* STATED TASK *
Arrange each line of the records below as a row of a Markdown table with the columns "Row" and "Line", numbering the rows and omitting blank lines. Leave the pictures out of the table.

** BEGIN RECORDS FOR THE EXERCISE **

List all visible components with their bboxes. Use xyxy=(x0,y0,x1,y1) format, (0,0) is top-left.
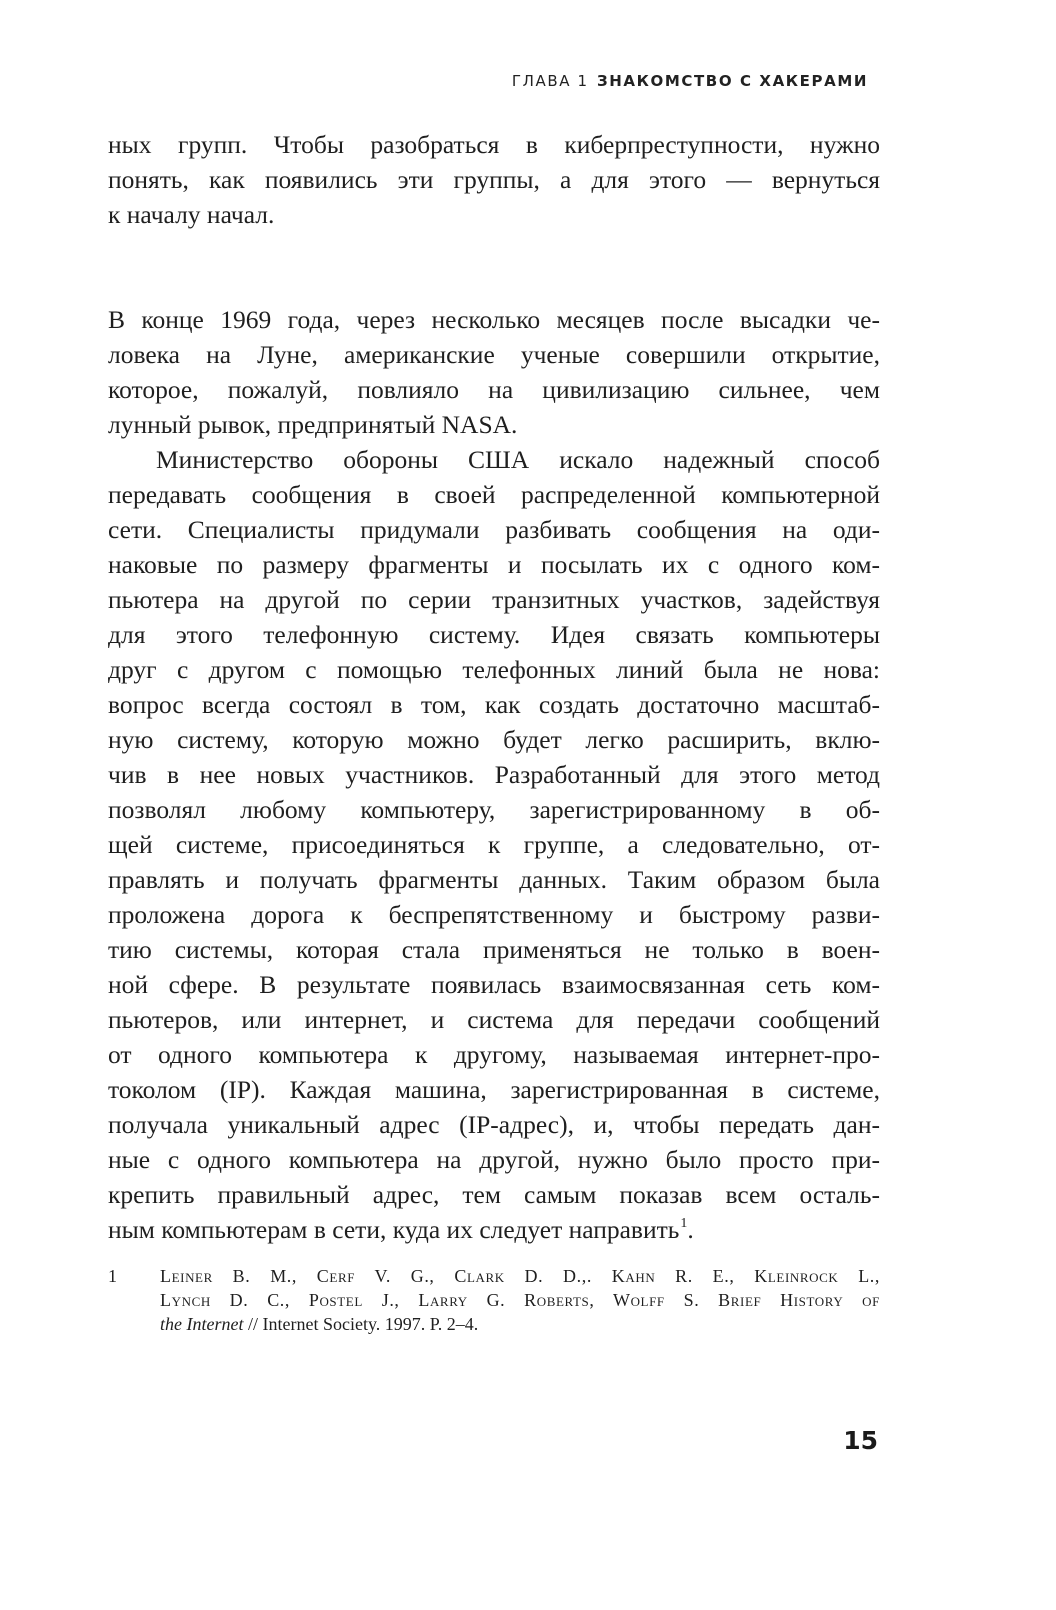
text-line: позволял любому компьютеру, зарегистрированному в об- xyxy=(108,795,880,824)
text-line: проложена дорога к беспрепятственному и быстрому разви- xyxy=(108,900,880,929)
footnote-number: 1 xyxy=(108,1266,117,1286)
footnote-line: Lynch D. C., Postel J., Larry G. Roberts, Wolff S. Brief History of xyxy=(160,1290,880,1310)
text-line: от одного компьютера к другому, называемая интернет-про- xyxy=(108,1040,880,1069)
text-line: ных групп. Чтобы разобраться в киберпреступности, нужно xyxy=(108,130,880,159)
text-line: наковые по размеру фрагменты и посылать их с одного ком- xyxy=(108,550,880,579)
text-line: чив в нее новых участников. Разработанный для этого метод xyxy=(108,760,880,789)
running-head xyxy=(110,72,868,90)
text-line: получала уникальный адрес (IP-адрес), и, чтобы передать дан- xyxy=(108,1110,880,1139)
text-line: к началу начал. xyxy=(108,200,275,229)
text-line: правлять и получать фрагменты данных. Таким образом была xyxy=(108,865,880,894)
text-line-last: ным компьютерам в сети, куда их следует направить$^1$. xyxy=(108,1215,694,1244)
text-line: пьютеров, или интернет, и система для передачи сообщений xyxy=(108,1005,880,1034)
paragraph-2 xyxy=(108,442,880,1247)
text-line: ловека на Луне, американские ученые совершили открытие, xyxy=(108,340,880,369)
footnote-reference[interactable]: 1 xyxy=(680,1216,688,1231)
text-line: ной сфере. В результате появилась взаимосвязанная сеть ком- xyxy=(108,970,880,999)
text-line: щей системе, присоединяться к группе, а следовательно, от- xyxy=(108,830,880,859)
footnote-line xyxy=(160,1312,880,1336)
chapter-title: ЗНАКОМСТВО С ХАКЕРАМИ xyxy=(597,72,868,90)
text-line: ную систему, которую можно будет легко расширить, вклю- xyxy=(108,725,880,754)
text-line: лунный рывок, предпринятый NASA. xyxy=(108,410,518,439)
text-line: которое, пожалуй, повлияло на цивилизацию сильнее, чем xyxy=(108,375,880,404)
footnote-line: Leiner B. M., Cerf V. G., Clark D. D.,. Kahn R. E., Kleinrock L., xyxy=(160,1266,880,1286)
text-line: В конце 1969 года, через несколько месяцев после высадки че- xyxy=(108,305,880,334)
text-line: друг с другом с помощью телефонных линий была не нова: xyxy=(108,655,880,684)
text-line-content: ным компьютерам в сети, куда их следует направить xyxy=(108,1215,680,1244)
top-paragraph xyxy=(108,127,880,232)
text-line: для этого телефонную систему. Идея связать компьютеры xyxy=(108,620,880,649)
text-line: ные с одного компьютера на другой, нужно было просто при- xyxy=(108,1145,880,1174)
footnote-title-italic: the Internet xyxy=(160,1314,244,1334)
text-line: вопрос всегда состоял в том, как создать достаточно масштаб- xyxy=(108,690,880,719)
text-line: понять, как появились эти группы, а для этого — вернуться xyxy=(108,165,880,194)
page-number: 15 xyxy=(843,1426,878,1455)
chapter-label: ГЛАВА 1 xyxy=(511,72,589,90)
text-line: передавать сообщения в своей распределенной компьютерной xyxy=(108,480,880,509)
text-line: тию системы, которая стала применяться не только в воен- xyxy=(108,935,880,964)
text-line: пьютера на другой по серии транзитных участков, задействуя xyxy=(108,585,880,614)
paragraph-1 xyxy=(108,302,880,442)
text-line: токолом (IP). Каждая машина, зарегистрированная в системе, xyxy=(108,1075,880,1104)
text-line: Министерство обороны США искало надежный способ xyxy=(156,445,880,474)
footnote-source: // Internet Society. 1997. P. 2–4. xyxy=(243,1314,479,1334)
text-line: крепить правильный адрес, тем самым показав всем осталь- xyxy=(108,1180,880,1209)
text-line: сети. Специалисты придумали разбивать сообщения на оди- xyxy=(108,515,880,544)
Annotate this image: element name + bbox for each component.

** END RECORDS FOR THE EXERCISE **

* SOLVED EXERCISE *
| Row | Line |
|---|---|
| 1 | List all visible components with their bboxes. Use xyxy=(x0,y0,x1,y1) format, (0,0) is top-left. |
| 2 | text-line: позволял любому компьютеру, зарегистрированному в об- xyxy=(108,795,880,824) |
| 3 | text-line: проложена дорога к беспрепятственному и быстрому разви- xyxy=(108,900,880,929) |
| 4 | footnote-number: 1 xyxy=(108,1266,117,1286) |
| 5 | footnote-line: Lynch D. C., Postel J., Larry G. Roberts, Wolff S. Brief History of xyxy=(160,1290,880,1310) |
| 6 | text-line: от одного компьютера к другому, называемая интернет-про- xyxy=(108,1040,880,1069) |
| 7 | text-line: ных групп. Чтобы разобраться в киберпреступности, нужно xyxy=(108,130,880,159) |
| 8 | text-line: наковые по размеру фрагменты и посылать их с одного ком- xyxy=(108,550,880,579) |
| 9 | text-line: чив в нее новых участников. Разработанный для этого метод xyxy=(108,760,880,789) |
| 10 | running-head xyxy=(110,72,868,90) |
| 11 | text-line: получала уникальный адрес (IP-адрес), и, чтобы передать дан- xyxy=(108,1110,880,1139) |
| 12 | text-line: к началу начал. xyxy=(108,200,275,229) |
| 13 | text-line: правлять и получать фрагменты данных. Таким образом была xyxy=(108,865,880,894) |
| 14 | text-line-last: ным компьютерам в сети, куда их следует направить$^1$. xyxy=(108,1215,694,1244) |
| 15 | text-line: пьютеров, или интернет, и система для передачи сообщений xyxy=(108,1005,880,1034) |
| 16 | paragraph-2 xyxy=(108,442,880,1247) |
| 17 | text-line: ловека на Луне, американские ученые совершили открытие, xyxy=(108,340,880,369) |
| 18 | footnote-reference[interactable]: 1 xyxy=(680,1216,688,1231) |
| 19 | text-line: ной сфере. В результате появилась взаимосвязанная сеть ком- xyxy=(108,970,880,999) |
| 20 | text-line: щей системе, присоединяться к группе, а следовательно, от- xyxy=(108,830,880,859) |
| 21 | footnote-line xyxy=(160,1312,880,1336) |
| 22 | chapter-title: ЗНАКОМСТВО С ХАКЕРАМИ xyxy=(597,72,868,90) |
| 23 | text-line: ную систему, которую можно будет легко расширить, вклю- xyxy=(108,725,880,754) |
| 24 | text-line: лунный рывок, предпринятый NASA. xyxy=(108,410,518,439) |
| 25 | text-line: которое, пожалуй, повлияло на цивилизацию сильнее, чем xyxy=(108,375,880,404) |
| 26 | footnote-line: Leiner B. M., Cerf V. G., Clark D. D.,. Kahn R. E., Kleinrock L., xyxy=(160,1266,880,1286) |
| 27 | text-line: В конце 1969 года, через несколько месяцев после высадки че- xyxy=(108,305,880,334) |
| 28 | text-line: друг с другом с помощью телефонных линий была не нова: xyxy=(108,655,880,684) |
| 29 | text-line-content: ным компьютерам в сети, куда их следует направить xyxy=(108,1215,680,1244) |
| 30 | top-paragraph xyxy=(108,127,880,232) |
| 31 | text-line: для этого телефонную систему. Идея связать компьютеры xyxy=(108,620,880,649) |
| 32 | text-line: ные с одного компьютера на другой, нужно было просто при- xyxy=(108,1145,880,1174) |
| 33 | footnote-title-italic: the Internet xyxy=(160,1314,244,1334) |
| 34 | text-line: вопрос всегда состоял в том, как создать достаточно масштаб- xyxy=(108,690,880,719) |
| 35 | text-line: понять, как появились эти группы, а для этого — вернуться xyxy=(108,165,880,194) |
| 36 | page-number: 15 xyxy=(843,1426,878,1455) |
| 37 | chapter-label: ГЛАВА 1 xyxy=(511,72,589,90) |
| 38 | text-line: передавать сообщения в своей распределенной компьютерной xyxy=(108,480,880,509) |
| 39 | text-line: тию системы, которая стала применяться не только в воен- xyxy=(108,935,880,964) |
| 40 | text-line: пьютера на другой по серии транзитных участков, задействуя xyxy=(108,585,880,614) |
| 41 | paragraph-1 xyxy=(108,302,880,442) |
| 42 | text-line: токолом (IP). Каждая машина, зарегистрированная в системе, xyxy=(108,1075,880,1104) |
| 43 | text-line: Министерство обороны США искало надежный способ xyxy=(156,445,880,474) |
| 44 | footnote-source: // Internet Society. 1997. P. 2–4. xyxy=(243,1314,479,1334) |
| 45 | text-line: крепить правильный адрес, тем самым показав всем осталь- xyxy=(108,1180,880,1209) |
| 46 | text-line: сети. Специалисты придумали разбивать сообщения на оди- xyxy=(108,515,880,544) |
| 47 | Annotate this image: element name + bbox for each component. |